## Given task
Using the data below, gather each line that includes the word "name".

▼▼▼

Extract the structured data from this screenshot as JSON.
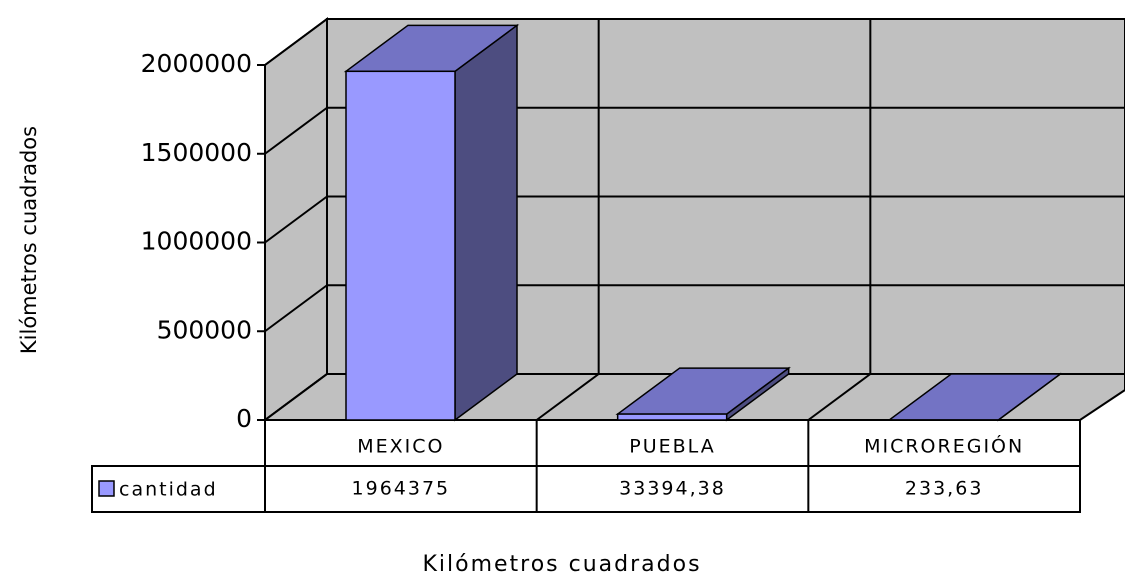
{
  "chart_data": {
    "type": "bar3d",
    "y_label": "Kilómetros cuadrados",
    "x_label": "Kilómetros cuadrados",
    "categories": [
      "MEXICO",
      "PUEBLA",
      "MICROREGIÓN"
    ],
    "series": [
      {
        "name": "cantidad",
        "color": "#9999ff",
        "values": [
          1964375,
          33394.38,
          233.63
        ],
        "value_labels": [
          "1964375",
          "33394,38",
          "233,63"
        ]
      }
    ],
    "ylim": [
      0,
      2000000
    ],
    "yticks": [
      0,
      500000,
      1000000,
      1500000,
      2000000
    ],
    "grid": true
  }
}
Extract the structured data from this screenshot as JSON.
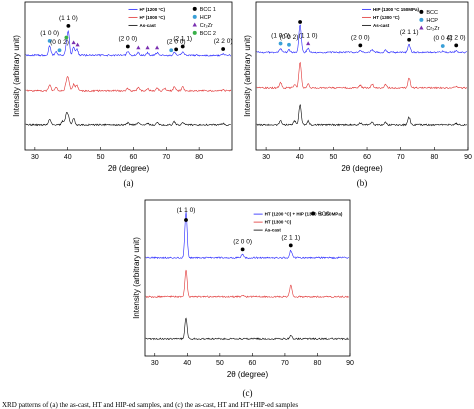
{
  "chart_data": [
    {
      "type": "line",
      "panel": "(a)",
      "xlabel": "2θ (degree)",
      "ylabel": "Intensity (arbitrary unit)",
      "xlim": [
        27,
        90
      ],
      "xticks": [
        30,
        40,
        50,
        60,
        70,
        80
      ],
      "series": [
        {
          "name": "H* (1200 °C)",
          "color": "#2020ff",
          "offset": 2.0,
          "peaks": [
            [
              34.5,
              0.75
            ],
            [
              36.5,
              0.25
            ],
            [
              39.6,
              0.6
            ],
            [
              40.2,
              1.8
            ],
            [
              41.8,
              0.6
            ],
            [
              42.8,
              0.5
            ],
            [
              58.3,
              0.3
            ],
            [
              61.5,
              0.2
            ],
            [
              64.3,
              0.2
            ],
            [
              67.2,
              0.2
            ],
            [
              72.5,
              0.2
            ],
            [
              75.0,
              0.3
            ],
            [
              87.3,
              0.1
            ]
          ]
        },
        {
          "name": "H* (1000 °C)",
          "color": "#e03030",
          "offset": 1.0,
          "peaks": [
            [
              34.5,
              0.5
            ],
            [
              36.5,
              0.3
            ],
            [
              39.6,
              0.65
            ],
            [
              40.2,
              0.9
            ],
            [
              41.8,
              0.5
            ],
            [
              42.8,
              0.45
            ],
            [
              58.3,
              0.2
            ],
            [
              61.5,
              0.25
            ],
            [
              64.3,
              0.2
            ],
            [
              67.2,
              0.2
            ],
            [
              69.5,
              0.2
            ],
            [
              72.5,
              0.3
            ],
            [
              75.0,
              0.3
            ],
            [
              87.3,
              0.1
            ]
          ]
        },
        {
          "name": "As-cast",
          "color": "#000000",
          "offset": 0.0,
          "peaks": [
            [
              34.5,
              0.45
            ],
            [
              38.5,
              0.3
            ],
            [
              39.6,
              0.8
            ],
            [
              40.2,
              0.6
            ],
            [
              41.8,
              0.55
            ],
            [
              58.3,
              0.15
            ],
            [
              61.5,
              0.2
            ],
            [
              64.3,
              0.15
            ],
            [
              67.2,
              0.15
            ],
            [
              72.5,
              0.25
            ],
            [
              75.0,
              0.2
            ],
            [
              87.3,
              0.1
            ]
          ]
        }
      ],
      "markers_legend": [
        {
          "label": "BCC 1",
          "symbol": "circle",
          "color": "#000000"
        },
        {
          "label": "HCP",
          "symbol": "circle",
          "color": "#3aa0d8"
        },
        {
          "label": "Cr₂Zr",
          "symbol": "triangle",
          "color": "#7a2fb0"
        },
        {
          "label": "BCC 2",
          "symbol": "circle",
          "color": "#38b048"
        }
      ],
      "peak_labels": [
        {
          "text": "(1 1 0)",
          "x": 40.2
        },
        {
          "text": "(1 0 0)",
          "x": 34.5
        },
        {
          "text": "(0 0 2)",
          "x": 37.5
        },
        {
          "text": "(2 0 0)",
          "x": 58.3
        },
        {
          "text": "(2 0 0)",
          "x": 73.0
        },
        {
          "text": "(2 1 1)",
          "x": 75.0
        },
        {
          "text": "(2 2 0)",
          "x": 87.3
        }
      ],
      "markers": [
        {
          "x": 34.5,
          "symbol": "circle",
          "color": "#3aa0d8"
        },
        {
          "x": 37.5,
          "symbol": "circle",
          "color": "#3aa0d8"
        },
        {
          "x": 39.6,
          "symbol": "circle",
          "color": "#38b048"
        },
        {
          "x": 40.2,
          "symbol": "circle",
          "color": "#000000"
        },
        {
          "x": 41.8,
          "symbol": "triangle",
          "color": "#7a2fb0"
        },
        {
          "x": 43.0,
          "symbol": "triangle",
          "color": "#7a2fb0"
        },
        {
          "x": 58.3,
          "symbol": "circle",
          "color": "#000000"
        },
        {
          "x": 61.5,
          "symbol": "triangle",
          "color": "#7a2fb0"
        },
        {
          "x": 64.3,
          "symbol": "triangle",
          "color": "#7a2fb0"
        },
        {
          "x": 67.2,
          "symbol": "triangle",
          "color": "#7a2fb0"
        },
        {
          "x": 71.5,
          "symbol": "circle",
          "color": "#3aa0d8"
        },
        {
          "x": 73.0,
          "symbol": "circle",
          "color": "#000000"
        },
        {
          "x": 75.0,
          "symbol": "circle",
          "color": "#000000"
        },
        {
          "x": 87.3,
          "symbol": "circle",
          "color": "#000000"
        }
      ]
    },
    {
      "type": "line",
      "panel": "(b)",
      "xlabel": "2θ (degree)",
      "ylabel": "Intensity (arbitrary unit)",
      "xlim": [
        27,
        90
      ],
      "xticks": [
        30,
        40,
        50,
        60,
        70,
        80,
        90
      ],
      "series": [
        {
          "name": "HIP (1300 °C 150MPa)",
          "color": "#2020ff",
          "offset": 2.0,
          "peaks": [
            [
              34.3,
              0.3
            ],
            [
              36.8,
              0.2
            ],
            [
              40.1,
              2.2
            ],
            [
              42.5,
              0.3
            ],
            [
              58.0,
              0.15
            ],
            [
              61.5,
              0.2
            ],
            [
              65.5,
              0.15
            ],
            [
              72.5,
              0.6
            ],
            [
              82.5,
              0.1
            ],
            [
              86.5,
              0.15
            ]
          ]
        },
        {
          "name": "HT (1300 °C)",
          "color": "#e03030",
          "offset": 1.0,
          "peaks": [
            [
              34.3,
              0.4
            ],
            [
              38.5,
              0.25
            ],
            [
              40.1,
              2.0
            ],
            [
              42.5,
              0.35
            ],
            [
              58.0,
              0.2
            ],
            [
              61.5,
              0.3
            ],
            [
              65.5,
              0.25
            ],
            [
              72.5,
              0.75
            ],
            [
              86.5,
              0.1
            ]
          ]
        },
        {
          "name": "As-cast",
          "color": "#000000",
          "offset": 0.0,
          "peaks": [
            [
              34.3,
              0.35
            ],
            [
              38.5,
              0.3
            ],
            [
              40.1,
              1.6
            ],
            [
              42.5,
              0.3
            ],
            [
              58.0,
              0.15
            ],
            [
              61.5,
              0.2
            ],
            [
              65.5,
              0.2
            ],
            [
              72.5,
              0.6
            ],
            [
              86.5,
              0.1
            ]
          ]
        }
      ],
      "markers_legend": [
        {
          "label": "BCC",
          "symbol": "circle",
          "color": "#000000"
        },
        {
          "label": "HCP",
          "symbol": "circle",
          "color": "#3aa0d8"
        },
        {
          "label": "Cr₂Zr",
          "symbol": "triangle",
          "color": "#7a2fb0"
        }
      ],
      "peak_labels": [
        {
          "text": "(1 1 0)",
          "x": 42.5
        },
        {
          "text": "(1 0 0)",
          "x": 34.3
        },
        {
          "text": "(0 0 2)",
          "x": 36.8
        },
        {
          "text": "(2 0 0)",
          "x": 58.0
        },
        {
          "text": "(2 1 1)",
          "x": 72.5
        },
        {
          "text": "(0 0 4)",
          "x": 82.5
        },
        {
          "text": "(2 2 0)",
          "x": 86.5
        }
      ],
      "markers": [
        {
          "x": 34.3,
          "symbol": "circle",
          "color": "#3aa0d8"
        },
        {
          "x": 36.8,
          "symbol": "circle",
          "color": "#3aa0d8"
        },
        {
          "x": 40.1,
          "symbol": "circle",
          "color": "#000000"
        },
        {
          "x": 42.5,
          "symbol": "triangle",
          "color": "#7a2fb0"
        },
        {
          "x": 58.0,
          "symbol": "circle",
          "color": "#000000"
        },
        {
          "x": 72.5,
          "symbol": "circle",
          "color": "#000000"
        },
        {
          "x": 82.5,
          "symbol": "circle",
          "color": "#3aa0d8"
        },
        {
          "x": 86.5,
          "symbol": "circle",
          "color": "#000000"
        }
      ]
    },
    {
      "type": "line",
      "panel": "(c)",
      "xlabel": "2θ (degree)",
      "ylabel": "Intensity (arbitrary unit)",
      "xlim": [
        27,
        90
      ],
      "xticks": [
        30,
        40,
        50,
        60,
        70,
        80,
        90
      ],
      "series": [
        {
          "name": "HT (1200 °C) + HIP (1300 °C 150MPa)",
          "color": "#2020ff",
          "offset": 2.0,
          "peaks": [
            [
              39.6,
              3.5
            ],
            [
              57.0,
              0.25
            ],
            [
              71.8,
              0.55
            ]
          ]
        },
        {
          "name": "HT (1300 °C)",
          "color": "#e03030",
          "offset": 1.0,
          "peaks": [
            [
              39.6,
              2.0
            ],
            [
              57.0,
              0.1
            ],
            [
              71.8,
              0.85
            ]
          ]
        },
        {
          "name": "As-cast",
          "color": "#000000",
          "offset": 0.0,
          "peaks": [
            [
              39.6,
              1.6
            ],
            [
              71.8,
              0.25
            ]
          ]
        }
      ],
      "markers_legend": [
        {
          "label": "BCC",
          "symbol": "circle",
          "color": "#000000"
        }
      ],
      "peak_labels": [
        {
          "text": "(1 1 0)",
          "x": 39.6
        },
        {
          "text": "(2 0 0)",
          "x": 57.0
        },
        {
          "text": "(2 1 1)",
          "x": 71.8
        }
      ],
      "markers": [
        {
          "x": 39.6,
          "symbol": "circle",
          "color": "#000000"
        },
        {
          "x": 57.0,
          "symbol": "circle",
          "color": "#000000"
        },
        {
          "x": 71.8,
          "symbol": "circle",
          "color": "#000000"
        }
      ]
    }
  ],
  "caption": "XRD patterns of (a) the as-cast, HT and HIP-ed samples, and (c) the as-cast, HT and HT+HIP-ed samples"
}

▲▲▲

## The response
        "name": "cantidad",
          "name": "H* (1200 °C)",
          "name": "H* (1000 °C)",
          "name": "As-cast",
          "name": "HIP (1300 °C 150MPa)",
          "name": "HT (1300 °C)",
          "name": "As-cast",
          "name": "HT (1200 °C) + HIP (1300 °C 150MPa)",
          "name": "HT (1300 °C)",
          "name": "As-cast",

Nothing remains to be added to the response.